EXERCISE REQUIREMENTS
Find the string "climatology" in the entries and copy each line that has it.

Saved entries:

— Start —

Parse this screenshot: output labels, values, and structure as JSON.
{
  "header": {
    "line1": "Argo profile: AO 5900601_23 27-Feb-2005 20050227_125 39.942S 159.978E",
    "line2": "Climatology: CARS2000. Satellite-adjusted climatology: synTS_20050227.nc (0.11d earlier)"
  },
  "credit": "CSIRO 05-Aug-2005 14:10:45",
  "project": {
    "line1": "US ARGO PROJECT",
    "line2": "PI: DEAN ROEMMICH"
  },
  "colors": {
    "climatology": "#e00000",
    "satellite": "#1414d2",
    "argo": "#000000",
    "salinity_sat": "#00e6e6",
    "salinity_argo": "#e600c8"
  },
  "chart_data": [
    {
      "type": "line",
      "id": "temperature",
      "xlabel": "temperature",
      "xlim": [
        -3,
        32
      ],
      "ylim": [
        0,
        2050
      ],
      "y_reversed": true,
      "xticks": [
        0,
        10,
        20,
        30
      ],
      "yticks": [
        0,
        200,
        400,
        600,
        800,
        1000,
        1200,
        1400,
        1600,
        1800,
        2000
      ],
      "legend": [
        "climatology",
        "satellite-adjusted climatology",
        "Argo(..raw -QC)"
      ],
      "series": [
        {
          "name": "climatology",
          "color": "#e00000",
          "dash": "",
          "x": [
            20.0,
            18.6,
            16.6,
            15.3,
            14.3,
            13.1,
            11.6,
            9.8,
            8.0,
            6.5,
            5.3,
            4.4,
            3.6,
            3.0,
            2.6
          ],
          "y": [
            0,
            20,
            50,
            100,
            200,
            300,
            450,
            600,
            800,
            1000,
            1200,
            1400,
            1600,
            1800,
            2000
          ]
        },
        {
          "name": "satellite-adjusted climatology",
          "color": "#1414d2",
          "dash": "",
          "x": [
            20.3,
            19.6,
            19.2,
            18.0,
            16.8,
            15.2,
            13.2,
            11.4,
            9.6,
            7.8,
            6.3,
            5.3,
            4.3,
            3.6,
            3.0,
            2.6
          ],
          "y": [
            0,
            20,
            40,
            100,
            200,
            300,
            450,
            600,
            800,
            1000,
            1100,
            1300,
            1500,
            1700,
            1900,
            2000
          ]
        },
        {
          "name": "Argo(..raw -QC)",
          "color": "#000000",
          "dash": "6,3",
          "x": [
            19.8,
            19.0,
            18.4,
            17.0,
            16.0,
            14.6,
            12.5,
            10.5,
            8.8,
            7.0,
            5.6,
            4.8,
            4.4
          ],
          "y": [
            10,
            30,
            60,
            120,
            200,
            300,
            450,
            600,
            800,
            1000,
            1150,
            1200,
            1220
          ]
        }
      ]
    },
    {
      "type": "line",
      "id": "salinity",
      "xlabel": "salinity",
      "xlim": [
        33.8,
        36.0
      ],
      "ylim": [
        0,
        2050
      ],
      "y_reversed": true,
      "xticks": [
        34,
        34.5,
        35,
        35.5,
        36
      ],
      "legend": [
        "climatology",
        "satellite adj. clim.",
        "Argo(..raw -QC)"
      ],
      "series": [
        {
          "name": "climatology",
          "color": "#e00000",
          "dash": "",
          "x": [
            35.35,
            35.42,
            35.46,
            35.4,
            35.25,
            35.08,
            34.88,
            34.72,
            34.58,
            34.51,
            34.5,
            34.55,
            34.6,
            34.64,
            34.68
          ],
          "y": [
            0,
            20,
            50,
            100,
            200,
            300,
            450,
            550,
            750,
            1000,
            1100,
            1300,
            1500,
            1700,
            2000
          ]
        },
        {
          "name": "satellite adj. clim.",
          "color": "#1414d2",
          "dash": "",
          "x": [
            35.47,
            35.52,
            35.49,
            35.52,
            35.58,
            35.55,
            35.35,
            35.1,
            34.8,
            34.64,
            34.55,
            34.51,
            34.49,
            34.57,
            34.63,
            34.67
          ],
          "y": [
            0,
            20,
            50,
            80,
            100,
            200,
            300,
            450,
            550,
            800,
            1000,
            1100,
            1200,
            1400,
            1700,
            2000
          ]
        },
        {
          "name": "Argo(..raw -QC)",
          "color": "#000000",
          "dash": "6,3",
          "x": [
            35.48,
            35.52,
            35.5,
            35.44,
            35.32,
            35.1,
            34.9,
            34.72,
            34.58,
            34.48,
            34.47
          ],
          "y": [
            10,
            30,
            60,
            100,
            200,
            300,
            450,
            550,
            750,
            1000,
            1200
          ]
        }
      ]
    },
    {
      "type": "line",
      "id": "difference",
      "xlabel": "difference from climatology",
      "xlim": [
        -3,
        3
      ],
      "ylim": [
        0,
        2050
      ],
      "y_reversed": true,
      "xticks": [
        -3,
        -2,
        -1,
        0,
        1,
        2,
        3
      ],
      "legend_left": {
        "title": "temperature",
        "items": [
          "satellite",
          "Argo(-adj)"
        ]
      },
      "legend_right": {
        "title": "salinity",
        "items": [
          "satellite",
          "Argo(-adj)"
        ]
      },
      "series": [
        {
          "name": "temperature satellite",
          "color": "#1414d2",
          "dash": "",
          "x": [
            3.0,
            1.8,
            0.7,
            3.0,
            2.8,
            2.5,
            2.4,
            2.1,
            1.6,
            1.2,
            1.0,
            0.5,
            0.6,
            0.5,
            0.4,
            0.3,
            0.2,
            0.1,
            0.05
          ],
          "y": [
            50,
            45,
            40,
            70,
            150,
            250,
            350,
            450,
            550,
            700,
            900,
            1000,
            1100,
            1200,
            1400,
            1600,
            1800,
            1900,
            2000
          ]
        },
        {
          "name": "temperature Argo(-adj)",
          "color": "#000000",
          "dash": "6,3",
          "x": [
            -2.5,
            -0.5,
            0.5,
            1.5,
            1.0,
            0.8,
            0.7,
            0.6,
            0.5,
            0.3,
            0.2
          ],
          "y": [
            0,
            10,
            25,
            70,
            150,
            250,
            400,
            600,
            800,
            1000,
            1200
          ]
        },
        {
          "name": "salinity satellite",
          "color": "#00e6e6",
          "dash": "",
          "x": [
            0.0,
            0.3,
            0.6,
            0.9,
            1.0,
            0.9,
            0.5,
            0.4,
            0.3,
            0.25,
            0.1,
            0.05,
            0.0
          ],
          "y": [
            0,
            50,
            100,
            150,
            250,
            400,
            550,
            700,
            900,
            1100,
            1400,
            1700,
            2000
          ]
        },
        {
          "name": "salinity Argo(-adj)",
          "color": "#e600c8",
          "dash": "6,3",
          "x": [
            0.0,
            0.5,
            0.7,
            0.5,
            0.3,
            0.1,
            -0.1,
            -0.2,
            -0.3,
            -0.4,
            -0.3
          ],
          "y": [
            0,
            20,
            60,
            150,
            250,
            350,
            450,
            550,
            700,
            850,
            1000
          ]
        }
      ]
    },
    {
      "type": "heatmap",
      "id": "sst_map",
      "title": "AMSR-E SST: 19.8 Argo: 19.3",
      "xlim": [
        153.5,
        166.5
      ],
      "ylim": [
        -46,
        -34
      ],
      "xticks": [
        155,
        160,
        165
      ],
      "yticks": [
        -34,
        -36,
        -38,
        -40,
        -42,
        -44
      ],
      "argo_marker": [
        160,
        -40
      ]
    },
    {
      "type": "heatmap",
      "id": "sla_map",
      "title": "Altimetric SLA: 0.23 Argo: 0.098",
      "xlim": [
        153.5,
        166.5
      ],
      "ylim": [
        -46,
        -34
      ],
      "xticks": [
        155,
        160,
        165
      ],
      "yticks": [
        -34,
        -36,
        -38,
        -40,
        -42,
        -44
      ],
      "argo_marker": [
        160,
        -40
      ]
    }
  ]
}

— End —

FINISHED EXERCISE
    "line2": "Climatology: CARS2000. Satellite-adjusted climatology: synTS_20050227.nc (0.11d earlier)"
    "climatology": "#e00000",
        "climatology",
        "satellite-adjusted climatology",
          "name": "climatology",
          "name": "satellite-adjusted climatology",
        "climatology",
          "name": "climatology",
      "xlabel": "difference from climatology",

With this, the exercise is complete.